## EXTRACTED RECORDS
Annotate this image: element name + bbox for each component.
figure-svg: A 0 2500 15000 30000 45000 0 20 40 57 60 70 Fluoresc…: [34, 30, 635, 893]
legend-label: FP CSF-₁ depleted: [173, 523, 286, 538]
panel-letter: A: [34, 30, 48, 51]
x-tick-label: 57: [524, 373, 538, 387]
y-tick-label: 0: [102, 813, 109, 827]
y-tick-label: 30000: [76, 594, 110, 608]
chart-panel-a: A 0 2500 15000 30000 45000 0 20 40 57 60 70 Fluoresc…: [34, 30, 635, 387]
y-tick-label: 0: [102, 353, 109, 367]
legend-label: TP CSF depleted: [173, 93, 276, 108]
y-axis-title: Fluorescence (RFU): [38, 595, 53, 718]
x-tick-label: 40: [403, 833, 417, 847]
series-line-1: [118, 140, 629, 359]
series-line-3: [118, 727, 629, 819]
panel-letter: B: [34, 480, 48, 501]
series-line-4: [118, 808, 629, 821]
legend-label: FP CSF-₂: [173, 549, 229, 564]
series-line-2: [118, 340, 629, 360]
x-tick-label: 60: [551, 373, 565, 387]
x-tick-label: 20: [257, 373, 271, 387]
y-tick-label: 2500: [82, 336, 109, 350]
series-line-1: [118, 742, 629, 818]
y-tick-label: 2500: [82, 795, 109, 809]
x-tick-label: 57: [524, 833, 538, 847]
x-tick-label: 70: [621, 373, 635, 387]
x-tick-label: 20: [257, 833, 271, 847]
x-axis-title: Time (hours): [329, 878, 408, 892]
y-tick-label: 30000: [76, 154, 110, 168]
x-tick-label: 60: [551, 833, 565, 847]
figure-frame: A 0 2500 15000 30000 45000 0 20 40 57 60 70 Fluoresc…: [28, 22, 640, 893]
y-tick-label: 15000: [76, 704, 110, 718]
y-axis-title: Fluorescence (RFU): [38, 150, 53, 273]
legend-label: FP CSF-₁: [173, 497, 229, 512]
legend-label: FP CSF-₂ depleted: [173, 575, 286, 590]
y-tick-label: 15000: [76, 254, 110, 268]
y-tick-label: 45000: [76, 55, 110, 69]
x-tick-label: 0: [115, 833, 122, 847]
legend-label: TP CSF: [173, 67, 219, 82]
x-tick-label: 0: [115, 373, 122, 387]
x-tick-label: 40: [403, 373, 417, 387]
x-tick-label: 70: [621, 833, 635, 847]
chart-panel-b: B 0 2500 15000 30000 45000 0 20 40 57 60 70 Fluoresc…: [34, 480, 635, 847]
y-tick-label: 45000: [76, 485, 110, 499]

## PROBLEM STATEMENT
Copy every item above line for line, leaving each one unchanged.

## EXERCISE OUTPUT
Annotate this image: element name + bbox for each component.
figure-svg: A 0 2500 15000 30000 45000 0 20 40 57 60 70 Fluoresc…: [34, 30, 635, 893]
legend-label: FP CSF-₁ depleted: [173, 523, 286, 538]
panel-letter: A: [34, 30, 48, 51]
x-tick-label: 57: [524, 373, 538, 387]
y-tick-label: 0: [102, 813, 109, 827]
y-tick-label: 30000: [76, 594, 110, 608]
chart-panel-a: A 0 2500 15000 30000 45000 0 20 40 57 60 70 Fluoresc…: [34, 30, 635, 387]
y-tick-label: 0: [102, 353, 109, 367]
legend-label: TP CSF depleted: [173, 93, 276, 108]
y-axis-title: Fluorescence (RFU): [38, 595, 53, 718]
x-tick-label: 40: [403, 833, 417, 847]
series-line-1: [118, 140, 629, 359]
series-line-3: [118, 727, 629, 819]
panel-letter: B: [34, 480, 48, 501]
series-line-4: [118, 808, 629, 821]
legend-label: FP CSF-₂: [173, 549, 229, 564]
series-line-2: [118, 340, 629, 360]
x-tick-label: 60: [551, 373, 565, 387]
x-tick-label: 20: [257, 373, 271, 387]
y-tick-label: 2500: [82, 336, 109, 350]
series-line-1: [118, 742, 629, 818]
y-tick-label: 2500: [82, 795, 109, 809]
x-tick-label: 57: [524, 833, 538, 847]
x-tick-label: 70: [621, 373, 635, 387]
x-tick-label: 20: [257, 833, 271, 847]
x-axis-title: Time (hours): [329, 878, 408, 892]
y-tick-label: 30000: [76, 154, 110, 168]
x-tick-label: 60: [551, 833, 565, 847]
figure-frame: A 0 2500 15000 30000 45000 0 20 40 57 60 70 Fluoresc…: [28, 22, 640, 893]
y-tick-label: 15000: [76, 704, 110, 718]
y-axis-title: Fluorescence (RFU): [38, 150, 53, 273]
legend-label: FP CSF-₁: [173, 497, 229, 512]
legend-label: FP CSF-₂ depleted: [173, 575, 286, 590]
y-tick-label: 15000: [76, 254, 110, 268]
y-tick-label: 45000: [76, 55, 110, 69]
x-tick-label: 0: [115, 833, 122, 847]
legend-label: TP CSF: [173, 67, 219, 82]
x-tick-label: 0: [115, 373, 122, 387]
x-tick-label: 40: [403, 373, 417, 387]
x-tick-label: 70: [621, 833, 635, 847]
chart-panel-b: B 0 2500 15000 30000 45000 0 20 40 57 60 70 Fluoresc…: [34, 480, 635, 847]
y-tick-label: 45000: [76, 485, 110, 499]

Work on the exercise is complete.